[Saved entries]
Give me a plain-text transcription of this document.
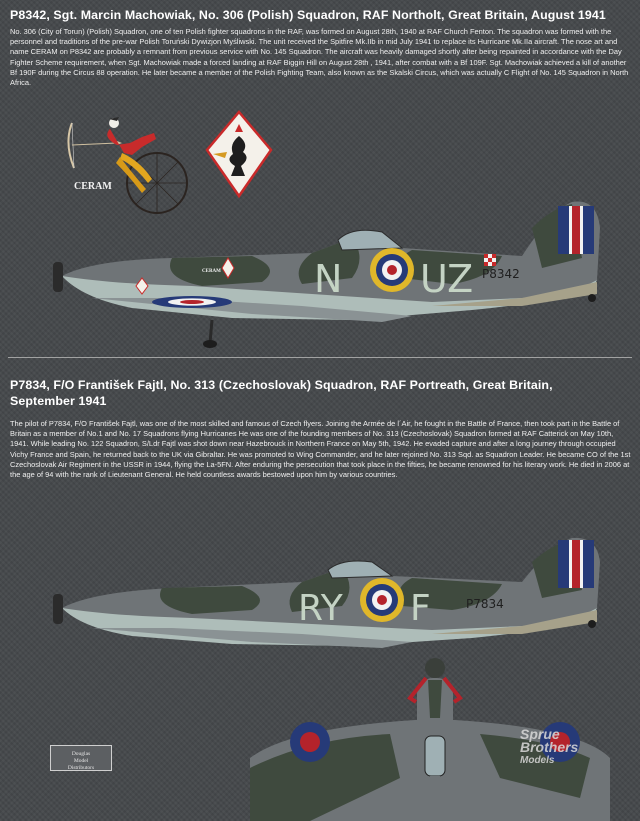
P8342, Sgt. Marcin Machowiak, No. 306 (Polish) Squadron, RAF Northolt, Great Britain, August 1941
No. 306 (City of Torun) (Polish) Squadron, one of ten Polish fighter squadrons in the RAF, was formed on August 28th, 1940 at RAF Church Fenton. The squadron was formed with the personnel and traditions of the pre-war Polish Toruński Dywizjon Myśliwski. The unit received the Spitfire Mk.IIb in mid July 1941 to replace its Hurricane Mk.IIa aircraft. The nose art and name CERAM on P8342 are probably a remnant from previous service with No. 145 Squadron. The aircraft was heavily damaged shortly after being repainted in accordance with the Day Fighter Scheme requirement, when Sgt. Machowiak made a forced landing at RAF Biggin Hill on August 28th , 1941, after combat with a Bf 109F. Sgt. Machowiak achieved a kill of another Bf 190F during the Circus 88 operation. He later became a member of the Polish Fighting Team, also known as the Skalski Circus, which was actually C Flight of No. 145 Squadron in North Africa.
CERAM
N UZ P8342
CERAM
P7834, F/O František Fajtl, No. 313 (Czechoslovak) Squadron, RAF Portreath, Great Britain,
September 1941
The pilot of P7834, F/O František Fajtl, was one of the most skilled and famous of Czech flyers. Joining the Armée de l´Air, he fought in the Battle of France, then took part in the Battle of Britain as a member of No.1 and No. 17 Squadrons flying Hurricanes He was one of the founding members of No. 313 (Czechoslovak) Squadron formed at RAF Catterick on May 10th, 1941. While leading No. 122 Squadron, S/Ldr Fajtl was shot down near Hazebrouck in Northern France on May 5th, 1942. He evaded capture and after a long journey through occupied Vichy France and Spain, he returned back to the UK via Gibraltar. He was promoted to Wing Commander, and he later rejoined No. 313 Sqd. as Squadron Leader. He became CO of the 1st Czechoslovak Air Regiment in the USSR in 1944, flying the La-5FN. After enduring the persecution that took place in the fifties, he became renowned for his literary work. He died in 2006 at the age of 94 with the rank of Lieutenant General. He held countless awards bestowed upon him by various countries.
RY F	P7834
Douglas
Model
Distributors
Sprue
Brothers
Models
---
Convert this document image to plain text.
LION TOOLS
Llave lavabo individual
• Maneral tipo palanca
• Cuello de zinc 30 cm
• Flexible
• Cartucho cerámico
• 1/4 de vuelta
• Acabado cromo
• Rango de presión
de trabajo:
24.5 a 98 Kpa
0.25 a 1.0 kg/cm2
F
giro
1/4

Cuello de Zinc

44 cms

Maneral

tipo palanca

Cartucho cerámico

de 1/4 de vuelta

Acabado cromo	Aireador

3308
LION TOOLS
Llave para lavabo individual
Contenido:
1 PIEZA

**DIRECTION:** Where a line in the material above holds "this", copy that line.

**EXERCISE RESPONSE:**
Give me a plain-text transcription of this document.
Convert this document image to plain text.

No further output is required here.